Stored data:
-- BEGIN --
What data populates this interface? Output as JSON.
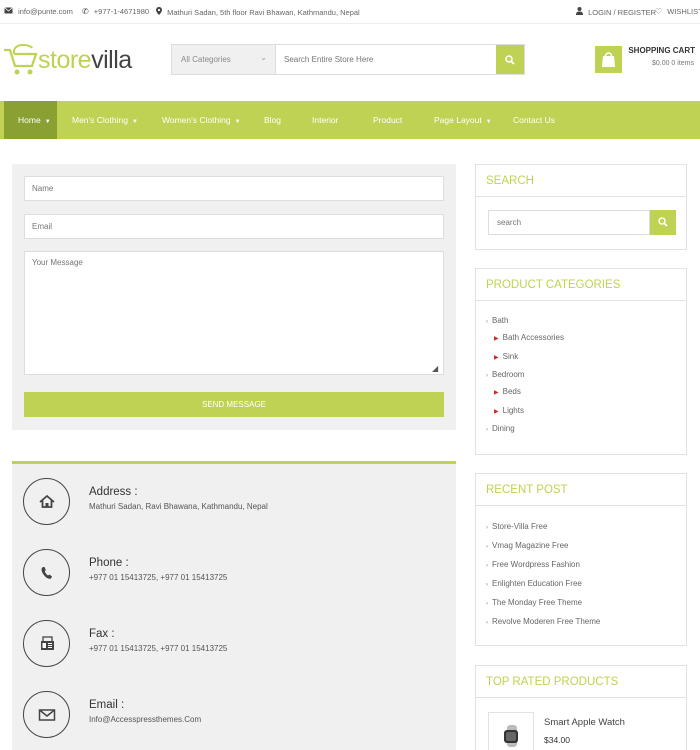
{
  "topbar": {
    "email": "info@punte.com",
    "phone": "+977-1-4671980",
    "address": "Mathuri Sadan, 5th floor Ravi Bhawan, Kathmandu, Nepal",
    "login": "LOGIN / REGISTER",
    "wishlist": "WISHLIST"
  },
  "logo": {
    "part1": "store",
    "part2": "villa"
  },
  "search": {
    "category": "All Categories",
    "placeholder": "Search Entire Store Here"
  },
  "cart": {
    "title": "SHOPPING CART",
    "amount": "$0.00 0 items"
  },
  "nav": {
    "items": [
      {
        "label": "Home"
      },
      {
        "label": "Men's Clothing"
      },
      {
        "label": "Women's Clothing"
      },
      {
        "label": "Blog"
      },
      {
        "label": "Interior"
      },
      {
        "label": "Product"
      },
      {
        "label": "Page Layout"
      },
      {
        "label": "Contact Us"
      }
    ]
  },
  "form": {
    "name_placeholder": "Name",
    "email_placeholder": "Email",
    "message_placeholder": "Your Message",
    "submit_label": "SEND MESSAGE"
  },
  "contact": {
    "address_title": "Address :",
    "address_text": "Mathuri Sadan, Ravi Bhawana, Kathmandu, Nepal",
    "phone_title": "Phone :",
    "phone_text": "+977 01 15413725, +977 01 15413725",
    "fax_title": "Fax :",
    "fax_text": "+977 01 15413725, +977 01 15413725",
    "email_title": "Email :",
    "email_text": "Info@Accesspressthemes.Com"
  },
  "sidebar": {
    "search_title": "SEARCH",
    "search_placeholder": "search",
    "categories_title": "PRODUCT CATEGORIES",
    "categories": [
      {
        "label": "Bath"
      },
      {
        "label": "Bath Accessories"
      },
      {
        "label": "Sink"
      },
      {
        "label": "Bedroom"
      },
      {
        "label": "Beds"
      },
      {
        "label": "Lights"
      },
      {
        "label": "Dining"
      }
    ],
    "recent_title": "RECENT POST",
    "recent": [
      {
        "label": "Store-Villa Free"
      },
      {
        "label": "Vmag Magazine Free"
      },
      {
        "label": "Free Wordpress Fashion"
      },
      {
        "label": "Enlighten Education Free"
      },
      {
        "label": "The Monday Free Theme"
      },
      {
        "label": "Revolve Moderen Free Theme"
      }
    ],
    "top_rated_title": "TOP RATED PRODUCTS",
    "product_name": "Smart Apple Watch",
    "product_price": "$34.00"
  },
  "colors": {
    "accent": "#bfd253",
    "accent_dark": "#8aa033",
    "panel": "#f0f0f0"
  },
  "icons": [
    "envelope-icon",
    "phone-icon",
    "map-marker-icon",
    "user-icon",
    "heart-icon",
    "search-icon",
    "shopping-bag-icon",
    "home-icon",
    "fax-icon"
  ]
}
-- END --
# [The problem]
Copy the records word for word, leaving no picture in the copy.

# [Response below]
What data populates this interface? Output as JSON.
{
  "topbar": {
    "email": "info@punte.com",
    "phone": "+977-1-4671980",
    "address": "Mathuri Sadan, 5th floor Ravi Bhawan, Kathmandu, Nepal",
    "login": "LOGIN / REGISTER",
    "wishlist": "WISHLIST"
  },
  "logo": {
    "part1": "store",
    "part2": "villa"
  },
  "search": {
    "category": "All Categories",
    "placeholder": "Search Entire Store Here"
  },
  "cart": {
    "title": "SHOPPING CART",
    "amount": "$0.00 0 items"
  },
  "nav": {
    "items": [
      {
        "label": "Home"
      },
      {
        "label": "Men's Clothing"
      },
      {
        "label": "Women's Clothing"
      },
      {
        "label": "Blog"
      },
      {
        "label": "Interior"
      },
      {
        "label": "Product"
      },
      {
        "label": "Page Layout"
      },
      {
        "label": "Contact Us"
      }
    ]
  },
  "form": {
    "name_placeholder": "Name",
    "email_placeholder": "Email",
    "message_placeholder": "Your Message",
    "submit_label": "SEND MESSAGE"
  },
  "contact": {
    "address_title": "Address :",
    "address_text": "Mathuri Sadan, Ravi Bhawana, Kathmandu, Nepal",
    "phone_title": "Phone :",
    "phone_text": "+977 01 15413725, +977 01 15413725",
    "fax_title": "Fax :",
    "fax_text": "+977 01 15413725, +977 01 15413725",
    "email_title": "Email :",
    "email_text": "Info@Accesspressthemes.Com"
  },
  "sidebar": {
    "search_title": "SEARCH",
    "search_placeholder": "search",
    "categories_title": "PRODUCT CATEGORIES",
    "categories": [
      {
        "label": "Bath"
      },
      {
        "label": "Bath Accessories"
      },
      {
        "label": "Sink"
      },
      {
        "label": "Bedroom"
      },
      {
        "label": "Beds"
      },
      {
        "label": "Lights"
      },
      {
        "label": "Dining"
      }
    ],
    "recent_title": "RECENT POST",
    "recent": [
      {
        "label": "Store-Villa Free"
      },
      {
        "label": "Vmag Magazine Free"
      },
      {
        "label": "Free Wordpress Fashion"
      },
      {
        "label": "Enlighten Education Free"
      },
      {
        "label": "The Monday Free Theme"
      },
      {
        "label": "Revolve Moderen Free Theme"
      }
    ],
    "top_rated_title": "TOP RATED PRODUCTS",
    "product_name": "Smart Apple Watch",
    "product_price": "$34.00"
  },
  "colors": {
    "accent": "#bfd253",
    "accent_dark": "#8aa033",
    "panel": "#f0f0f0"
  },
  "icons": [
    "envelope-icon",
    "phone-icon",
    "map-marker-icon",
    "user-icon",
    "heart-icon",
    "search-icon",
    "shopping-bag-icon",
    "home-icon",
    "fax-icon"
  ]
}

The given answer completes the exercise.